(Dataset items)
-=-=-=-=-

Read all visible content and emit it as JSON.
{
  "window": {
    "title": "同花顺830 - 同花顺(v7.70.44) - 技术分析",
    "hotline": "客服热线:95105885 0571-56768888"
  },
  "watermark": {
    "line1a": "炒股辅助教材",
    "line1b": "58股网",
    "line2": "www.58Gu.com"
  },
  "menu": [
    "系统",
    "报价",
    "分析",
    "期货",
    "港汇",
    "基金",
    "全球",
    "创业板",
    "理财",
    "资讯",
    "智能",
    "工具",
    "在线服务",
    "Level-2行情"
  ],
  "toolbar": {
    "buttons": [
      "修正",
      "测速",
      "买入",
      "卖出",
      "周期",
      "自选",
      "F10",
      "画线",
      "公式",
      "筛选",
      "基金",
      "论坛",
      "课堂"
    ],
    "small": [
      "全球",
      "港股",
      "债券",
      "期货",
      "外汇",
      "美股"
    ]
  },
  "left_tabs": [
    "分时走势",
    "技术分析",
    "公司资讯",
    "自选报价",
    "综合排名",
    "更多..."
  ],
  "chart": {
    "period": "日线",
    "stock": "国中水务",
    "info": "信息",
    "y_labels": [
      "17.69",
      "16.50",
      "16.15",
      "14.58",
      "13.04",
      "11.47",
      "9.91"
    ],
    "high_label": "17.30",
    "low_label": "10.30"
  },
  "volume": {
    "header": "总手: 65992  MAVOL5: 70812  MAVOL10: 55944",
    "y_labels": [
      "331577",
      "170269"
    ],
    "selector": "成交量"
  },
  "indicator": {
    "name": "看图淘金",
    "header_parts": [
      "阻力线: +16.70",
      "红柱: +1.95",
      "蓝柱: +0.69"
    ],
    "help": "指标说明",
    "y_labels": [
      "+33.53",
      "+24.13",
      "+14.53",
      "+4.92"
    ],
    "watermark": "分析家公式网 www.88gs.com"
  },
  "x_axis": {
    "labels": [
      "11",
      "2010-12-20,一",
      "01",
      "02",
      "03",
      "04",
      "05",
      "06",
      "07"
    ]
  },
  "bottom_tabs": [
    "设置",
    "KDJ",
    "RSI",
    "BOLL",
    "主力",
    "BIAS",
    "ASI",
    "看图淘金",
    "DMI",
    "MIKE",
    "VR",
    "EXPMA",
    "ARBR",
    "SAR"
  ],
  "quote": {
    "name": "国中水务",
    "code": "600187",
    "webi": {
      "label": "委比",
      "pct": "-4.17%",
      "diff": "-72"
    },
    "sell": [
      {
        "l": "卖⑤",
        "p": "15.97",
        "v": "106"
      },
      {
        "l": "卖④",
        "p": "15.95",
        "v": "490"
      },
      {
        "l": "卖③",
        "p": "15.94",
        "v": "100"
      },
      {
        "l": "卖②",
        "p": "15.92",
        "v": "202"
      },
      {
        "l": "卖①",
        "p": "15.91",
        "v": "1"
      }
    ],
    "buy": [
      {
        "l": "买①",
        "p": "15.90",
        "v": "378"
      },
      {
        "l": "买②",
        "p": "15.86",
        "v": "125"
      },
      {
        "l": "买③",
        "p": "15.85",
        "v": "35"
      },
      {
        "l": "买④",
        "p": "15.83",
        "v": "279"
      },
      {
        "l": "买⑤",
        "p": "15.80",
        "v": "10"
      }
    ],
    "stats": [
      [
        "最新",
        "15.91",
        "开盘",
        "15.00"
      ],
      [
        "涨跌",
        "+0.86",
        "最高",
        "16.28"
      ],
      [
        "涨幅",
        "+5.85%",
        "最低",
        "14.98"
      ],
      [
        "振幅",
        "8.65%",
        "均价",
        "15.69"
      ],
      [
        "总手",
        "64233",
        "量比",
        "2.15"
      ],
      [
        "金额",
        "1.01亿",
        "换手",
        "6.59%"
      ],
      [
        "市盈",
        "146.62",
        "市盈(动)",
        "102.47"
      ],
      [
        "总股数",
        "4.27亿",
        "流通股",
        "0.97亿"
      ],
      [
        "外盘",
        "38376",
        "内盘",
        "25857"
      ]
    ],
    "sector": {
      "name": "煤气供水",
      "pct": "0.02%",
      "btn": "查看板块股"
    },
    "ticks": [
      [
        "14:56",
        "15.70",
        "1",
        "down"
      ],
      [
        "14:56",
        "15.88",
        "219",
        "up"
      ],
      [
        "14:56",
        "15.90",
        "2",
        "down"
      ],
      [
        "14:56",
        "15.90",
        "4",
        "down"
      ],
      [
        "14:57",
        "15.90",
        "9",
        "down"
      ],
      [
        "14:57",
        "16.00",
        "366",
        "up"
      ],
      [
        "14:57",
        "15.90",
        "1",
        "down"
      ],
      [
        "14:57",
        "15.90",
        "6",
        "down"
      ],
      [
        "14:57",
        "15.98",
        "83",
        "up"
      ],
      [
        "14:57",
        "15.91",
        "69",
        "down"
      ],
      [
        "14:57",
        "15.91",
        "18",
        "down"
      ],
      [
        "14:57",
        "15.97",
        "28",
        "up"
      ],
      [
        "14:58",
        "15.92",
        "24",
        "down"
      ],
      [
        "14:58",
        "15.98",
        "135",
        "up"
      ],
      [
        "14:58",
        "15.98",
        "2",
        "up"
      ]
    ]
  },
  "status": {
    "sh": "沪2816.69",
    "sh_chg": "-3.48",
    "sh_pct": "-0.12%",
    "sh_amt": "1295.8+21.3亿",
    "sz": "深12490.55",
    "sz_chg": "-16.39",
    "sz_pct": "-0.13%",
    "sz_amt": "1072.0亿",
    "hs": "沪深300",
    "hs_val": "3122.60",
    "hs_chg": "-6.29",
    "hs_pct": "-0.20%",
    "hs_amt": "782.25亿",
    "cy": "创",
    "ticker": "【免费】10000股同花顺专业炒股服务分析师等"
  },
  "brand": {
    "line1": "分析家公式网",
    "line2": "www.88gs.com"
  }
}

-=-=-=-=-

■ **Required work**: Every entry should be printed again exactly as it stands.

■ **Written solution**:
Read all visible content and emit it as JSON.
{
  "window": {
    "title": "同花顺830 - 同花顺(v7.70.44) - 技术分析",
    "hotline": "客服热线:95105885 0571-56768888"
  },
  "watermark": {
    "line1a": "炒股辅助教材",
    "line1b": "58股网",
    "line2": "www.58Gu.com"
  },
  "menu": [
    "系统",
    "报价",
    "分析",
    "期货",
    "港汇",
    "基金",
    "全球",
    "创业板",
    "理财",
    "资讯",
    "智能",
    "工具",
    "在线服务",
    "Level-2行情"
  ],
  "toolbar": {
    "buttons": [
      "修正",
      "测速",
      "买入",
      "卖出",
      "周期",
      "自选",
      "F10",
      "画线",
      "公式",
      "筛选",
      "基金",
      "论坛",
      "课堂"
    ],
    "small": [
      "全球",
      "港股",
      "债券",
      "期货",
      "外汇",
      "美股"
    ]
  },
  "left_tabs": [
    "分时走势",
    "技术分析",
    "公司资讯",
    "自选报价",
    "综合排名",
    "更多..."
  ],
  "chart": {
    "period": "日线",
    "stock": "国中水务",
    "info": "信息",
    "y_labels": [
      "17.69",
      "16.50",
      "16.15",
      "14.58",
      "13.04",
      "11.47",
      "9.91"
    ],
    "high_label": "17.30",
    "low_label": "10.30"
  },
  "volume": {
    "header": "总手: 65992  MAVOL5: 70812  MAVOL10: 55944",
    "y_labels": [
      "331577",
      "170269"
    ],
    "selector": "成交量"
  },
  "indicator": {
    "name": "看图淘金",
    "header_parts": [
      "阻力线: +16.70",
      "红柱: +1.95",
      "蓝柱: +0.69"
    ],
    "help": "指标说明",
    "y_labels": [
      "+33.53",
      "+24.13",
      "+14.53",
      "+4.92"
    ],
    "watermark": "分析家公式网 www.88gs.com"
  },
  "x_axis": {
    "labels": [
      "11",
      "2010-12-20,一",
      "01",
      "02",
      "03",
      "04",
      "05",
      "06",
      "07"
    ]
  },
  "bottom_tabs": [
    "设置",
    "KDJ",
    "RSI",
    "BOLL",
    "主力",
    "BIAS",
    "ASI",
    "看图淘金",
    "DMI",
    "MIKE",
    "VR",
    "EXPMA",
    "ARBR",
    "SAR"
  ],
  "quote": {
    "name": "国中水务",
    "code": "600187",
    "webi": {
      "label": "委比",
      "pct": "-4.17%",
      "diff": "-72"
    },
    "sell": [
      {
        "l": "卖⑤",
        "p": "15.97",
        "v": "106"
      },
      {
        "l": "卖④",
        "p": "15.95",
        "v": "490"
      },
      {
        "l": "卖③",
        "p": "15.94",
        "v": "100"
      },
      {
        "l": "卖②",
        "p": "15.92",
        "v": "202"
      },
      {
        "l": "卖①",
        "p": "15.91",
        "v": "1"
      }
    ],
    "buy": [
      {
        "l": "买①",
        "p": "15.90",
        "v": "378"
      },
      {
        "l": "买②",
        "p": "15.86",
        "v": "125"
      },
      {
        "l": "买③",
        "p": "15.85",
        "v": "35"
      },
      {
        "l": "买④",
        "p": "15.83",
        "v": "279"
      },
      {
        "l": "买⑤",
        "p": "15.80",
        "v": "10"
      }
    ],
    "stats": [
      [
        "最新",
        "15.91",
        "开盘",
        "15.00"
      ],
      [
        "涨跌",
        "+0.86",
        "最高",
        "16.28"
      ],
      [
        "涨幅",
        "+5.85%",
        "最低",
        "14.98"
      ],
      [
        "振幅",
        "8.65%",
        "均价",
        "15.69"
      ],
      [
        "总手",
        "64233",
        "量比",
        "2.15"
      ],
      [
        "金额",
        "1.01亿",
        "换手",
        "6.59%"
      ],
      [
        "市盈",
        "146.62",
        "市盈(动)",
        "102.47"
      ],
      [
        "总股数",
        "4.27亿",
        "流通股",
        "0.97亿"
      ],
      [
        "外盘",
        "38376",
        "内盘",
        "25857"
      ]
    ],
    "sector": {
      "name": "煤气供水",
      "pct": "0.02%",
      "btn": "查看板块股"
    },
    "ticks": [
      [
        "14:56",
        "15.70",
        "1",
        "down"
      ],
      [
        "14:56",
        "15.88",
        "219",
        "up"
      ],
      [
        "14:56",
        "15.90",
        "2",
        "down"
      ],
      [
        "14:56",
        "15.90",
        "4",
        "down"
      ],
      [
        "14:57",
        "15.90",
        "9",
        "down"
      ],
      [
        "14:57",
        "16.00",
        "366",
        "up"
      ],
      [
        "14:57",
        "15.90",
        "1",
        "down"
      ],
      [
        "14:57",
        "15.90",
        "6",
        "down"
      ],
      [
        "14:57",
        "15.98",
        "83",
        "up"
      ],
      [
        "14:57",
        "15.91",
        "69",
        "down"
      ],
      [
        "14:57",
        "15.91",
        "18",
        "down"
      ],
      [
        "14:57",
        "15.97",
        "28",
        "up"
      ],
      [
        "14:58",
        "15.92",
        "24",
        "down"
      ],
      [
        "14:58",
        "15.98",
        "135",
        "up"
      ],
      [
        "14:58",
        "15.98",
        "2",
        "up"
      ]
    ]
  },
  "status": {
    "sh": "沪2816.69",
    "sh_chg": "-3.48",
    "sh_pct": "-0.12%",
    "sh_amt": "1295.8+21.3亿",
    "sz": "深12490.55",
    "sz_chg": "-16.39",
    "sz_pct": "-0.13%",
    "sz_amt": "1072.0亿",
    "hs": "沪深300",
    "hs_val": "3122.60",
    "hs_chg": "-6.29",
    "hs_pct": "-0.20%",
    "hs_amt": "782.25亿",
    "cy": "创",
    "ticker": "【免费】10000股同花顺专业炒股服务分析师等"
  },
  "brand": {
    "line1": "分析家公式网",
    "line2": "www.88gs.com"
  }
}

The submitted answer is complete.